## WORK TO BE COMPLETED:
In your copy, leave out the pictures; write out all the data exactly.

--- start RECORDS FOR THE TASK ---

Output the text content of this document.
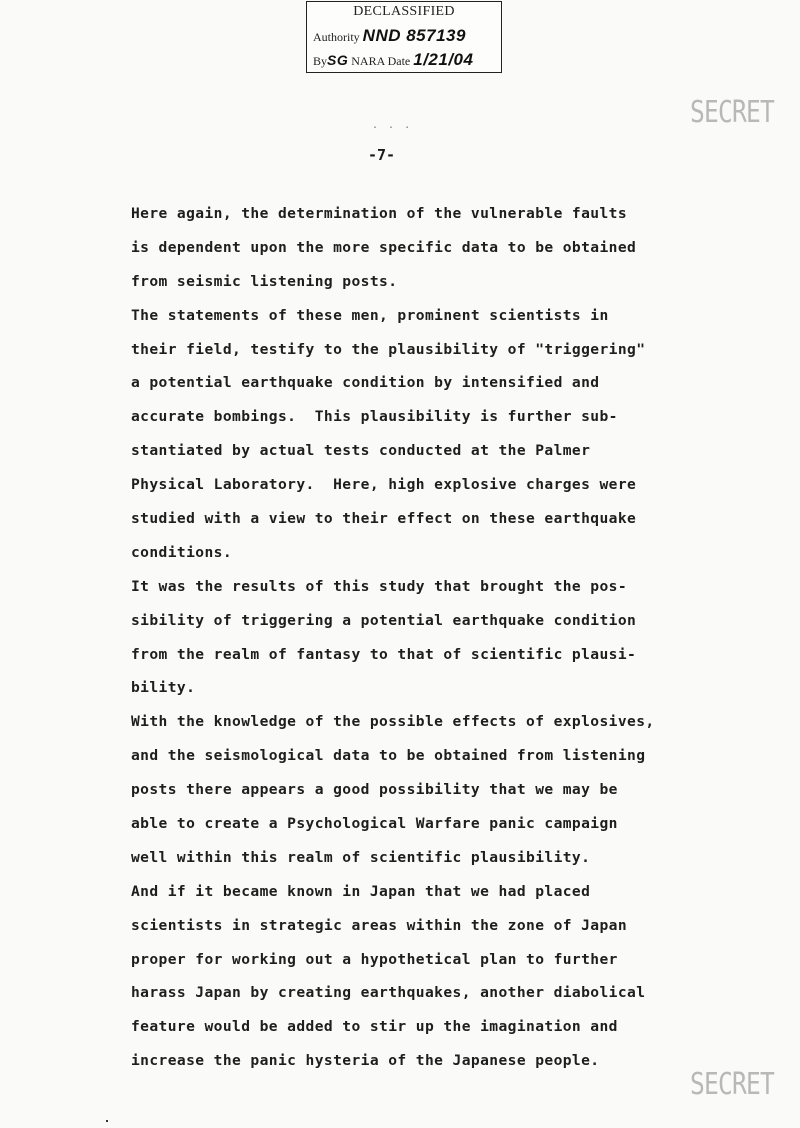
DECLASSIFIED
Authority NND 857139
BySG NARA Date 1/21/04
SECRET
. . .
-7-
Here again, the determination of the vulnerable faults
is dependent upon the more specific data to be obtained
from seismic listening posts.
The statements of these men, prominent scientists in
their field, testify to the plausibility of "triggering"
a potential earthquake condition by intensified and
accurate bombings.  This plausibility is further sub-
stantiated by actual tests conducted at the Palmer
Physical Laboratory.  Here, high explosive charges were
studied with a view to their effect on these earthquake
conditions.
It was the results of this study that brought the pos-
sibility of triggering a potential earthquake condition
from the realm of fantasy to that of scientific plausi-
bility.
With the knowledge of the possible effects of explosives,
and the seismological data to be obtained from listening
posts there appears a good possibility that we may be
able to create a Psychological Warfare panic campaign
well within this realm of scientific plausibility.
And if it became known in Japan that we had placed
scientists in strategic areas within the zone of Japan
proper for working out a hypothetical plan to further
harass Japan by creating earthquakes, another diabolical
feature would be added to stir up the imagination and
increase the panic hysteria of the Japanese people.
SECRET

--- end RECORDS FOR THE TASK ---

## ANSWER TO THE PROBLEM:
Output the text content of this document.
DECLASSIFIED
Authority NND 857139
BySG NARA Date 1/21/04
SECRET
. . .
-7-
Here again, the determination of the vulnerable faults
is dependent upon the more specific data to be obtained
from seismic listening posts.
The statements of these men, prominent scientists in
their field, testify to the plausibility of "triggering"
a potential earthquake condition by intensified and
accurate bombings.  This plausibility is further sub-
stantiated by actual tests conducted at the Palmer
Physical Laboratory.  Here, high explosive charges were
studied with a view to their effect on these earthquake
conditions.
It was the results of this study that brought the pos-
sibility of triggering a potential earthquake condition
from the realm of fantasy to that of scientific plausi-
bility.
With the knowledge of the possible effects of explosives,
and the seismological data to be obtained from listening
posts there appears a good possibility that we may be
able to create a Psychological Warfare panic campaign
well within this realm of scientific plausibility.
And if it became known in Japan that we had placed
scientists in strategic areas within the zone of Japan
proper for working out a hypothetical plan to further
harass Japan by creating earthquakes, another diabolical
feature would be added to stir up the imagination and
increase the panic hysteria of the Japanese people.
SECRET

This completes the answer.